— Start Material for this task —
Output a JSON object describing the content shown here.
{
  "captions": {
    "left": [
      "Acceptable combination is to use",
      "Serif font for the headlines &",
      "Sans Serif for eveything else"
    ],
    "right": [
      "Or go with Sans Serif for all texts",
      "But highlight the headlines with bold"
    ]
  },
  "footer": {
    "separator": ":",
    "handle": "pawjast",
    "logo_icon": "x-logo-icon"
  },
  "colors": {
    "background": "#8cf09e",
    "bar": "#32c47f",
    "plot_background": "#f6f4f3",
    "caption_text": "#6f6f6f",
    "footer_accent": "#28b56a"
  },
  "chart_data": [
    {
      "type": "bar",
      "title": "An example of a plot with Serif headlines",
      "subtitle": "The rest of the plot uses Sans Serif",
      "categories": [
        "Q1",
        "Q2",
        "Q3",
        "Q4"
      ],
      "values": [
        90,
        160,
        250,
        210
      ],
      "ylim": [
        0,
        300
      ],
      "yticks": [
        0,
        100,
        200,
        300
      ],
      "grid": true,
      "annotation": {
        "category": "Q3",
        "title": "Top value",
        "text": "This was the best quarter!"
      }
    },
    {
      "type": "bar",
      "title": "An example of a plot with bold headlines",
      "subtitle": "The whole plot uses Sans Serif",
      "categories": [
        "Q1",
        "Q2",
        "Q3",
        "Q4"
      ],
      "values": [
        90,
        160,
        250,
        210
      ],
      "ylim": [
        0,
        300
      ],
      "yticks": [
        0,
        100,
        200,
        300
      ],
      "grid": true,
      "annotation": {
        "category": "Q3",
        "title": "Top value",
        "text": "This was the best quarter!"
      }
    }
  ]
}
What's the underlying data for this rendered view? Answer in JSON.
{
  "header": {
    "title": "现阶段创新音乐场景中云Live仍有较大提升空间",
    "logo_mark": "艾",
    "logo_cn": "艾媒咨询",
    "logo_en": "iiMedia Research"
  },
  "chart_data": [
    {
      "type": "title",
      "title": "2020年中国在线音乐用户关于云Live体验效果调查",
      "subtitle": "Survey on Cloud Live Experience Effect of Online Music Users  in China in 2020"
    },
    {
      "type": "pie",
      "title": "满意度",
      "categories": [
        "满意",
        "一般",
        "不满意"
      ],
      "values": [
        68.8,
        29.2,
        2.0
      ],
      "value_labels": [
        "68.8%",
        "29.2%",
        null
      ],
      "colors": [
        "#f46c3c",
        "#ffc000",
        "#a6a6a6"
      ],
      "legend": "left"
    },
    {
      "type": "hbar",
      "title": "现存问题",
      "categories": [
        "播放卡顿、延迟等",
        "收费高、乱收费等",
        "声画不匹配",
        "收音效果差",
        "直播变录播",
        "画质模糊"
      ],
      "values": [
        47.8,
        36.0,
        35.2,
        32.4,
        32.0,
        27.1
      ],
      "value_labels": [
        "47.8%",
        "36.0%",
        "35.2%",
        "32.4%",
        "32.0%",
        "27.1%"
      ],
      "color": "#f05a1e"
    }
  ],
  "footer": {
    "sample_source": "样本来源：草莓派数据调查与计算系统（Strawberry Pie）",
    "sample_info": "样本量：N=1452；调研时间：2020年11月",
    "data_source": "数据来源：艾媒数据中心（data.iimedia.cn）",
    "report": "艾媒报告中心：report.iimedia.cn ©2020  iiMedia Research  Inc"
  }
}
— End Material for this task —
Type out all of the material again, word for word.

Output a JSON object describing the content shown here.
{
  "captions": {
    "left": [
      "Acceptable combination is to use",
      "Serif font for the headlines &",
      "Sans Serif for eveything else"
    ],
    "right": [
      "Or go with Sans Serif for all texts",
      "But highlight the headlines with bold"
    ]
  },
  "footer": {
    "separator": ":",
    "handle": "pawjast",
    "logo_icon": "x-logo-icon"
  },
  "colors": {
    "background": "#8cf09e",
    "bar": "#32c47f",
    "plot_background": "#f6f4f3",
    "caption_text": "#6f6f6f",
    "footer_accent": "#28b56a"
  },
  "chart_data": [
    {
      "type": "bar",
      "title": "An example of a plot with Serif headlines",
      "subtitle": "The rest of the plot uses Sans Serif",
      "categories": [
        "Q1",
        "Q2",
        "Q3",
        "Q4"
      ],
      "values": [
        90,
        160,
        250,
        210
      ],
      "ylim": [
        0,
        300
      ],
      "yticks": [
        0,
        100,
        200,
        300
      ],
      "grid": true,
      "annotation": {
        "category": "Q3",
        "title": "Top value",
        "text": "This was the best quarter!"
      }
    },
    {
      "type": "bar",
      "title": "An example of a plot with bold headlines",
      "subtitle": "The whole plot uses Sans Serif",
      "categories": [
        "Q1",
        "Q2",
        "Q3",
        "Q4"
      ],
      "values": [
        90,
        160,
        250,
        210
      ],
      "ylim": [
        0,
        300
      ],
      "yticks": [
        0,
        100,
        200,
        300
      ],
      "grid": true,
      "annotation": {
        "category": "Q3",
        "title": "Top value",
        "text": "This was the best quarter!"
      }
    }
  ]
}
What's the underlying data for this rendered view? Answer in JSON.
{
  "header": {
    "title": "现阶段创新音乐场景中云Live仍有较大提升空间",
    "logo_mark": "艾",
    "logo_cn": "艾媒咨询",
    "logo_en": "iiMedia Research"
  },
  "chart_data": [
    {
      "type": "title",
      "title": "2020年中国在线音乐用户关于云Live体验效果调查",
      "subtitle": "Survey on Cloud Live Experience Effect of Online Music Users  in China in 2020"
    },
    {
      "type": "pie",
      "title": "满意度",
      "categories": [
        "满意",
        "一般",
        "不满意"
      ],
      "values": [
        68.8,
        29.2,
        2.0
      ],
      "value_labels": [
        "68.8%",
        "29.2%",
        null
      ],
      "colors": [
        "#f46c3c",
        "#ffc000",
        "#a6a6a6"
      ],
      "legend": "left"
    },
    {
      "type": "hbar",
      "title": "现存问题",
      "categories": [
        "播放卡顿、延迟等",
        "收费高、乱收费等",
        "声画不匹配",
        "收音效果差",
        "直播变录播",
        "画质模糊"
      ],
      "values": [
        47.8,
        36.0,
        35.2,
        32.4,
        32.0,
        27.1
      ],
      "value_labels": [
        "47.8%",
        "36.0%",
        "35.2%",
        "32.4%",
        "32.0%",
        "27.1%"
      ],
      "color": "#f05a1e"
    }
  ],
  "footer": {
    "sample_source": "样本来源：草莓派数据调查与计算系统（Strawberry Pie）",
    "sample_info": "样本量：N=1452；调研时间：2020年11月",
    "data_source": "数据来源：艾媒数据中心（data.iimedia.cn）",
    "report": "艾媒报告中心：report.iimedia.cn ©2020  iiMedia Research  Inc"
  }
}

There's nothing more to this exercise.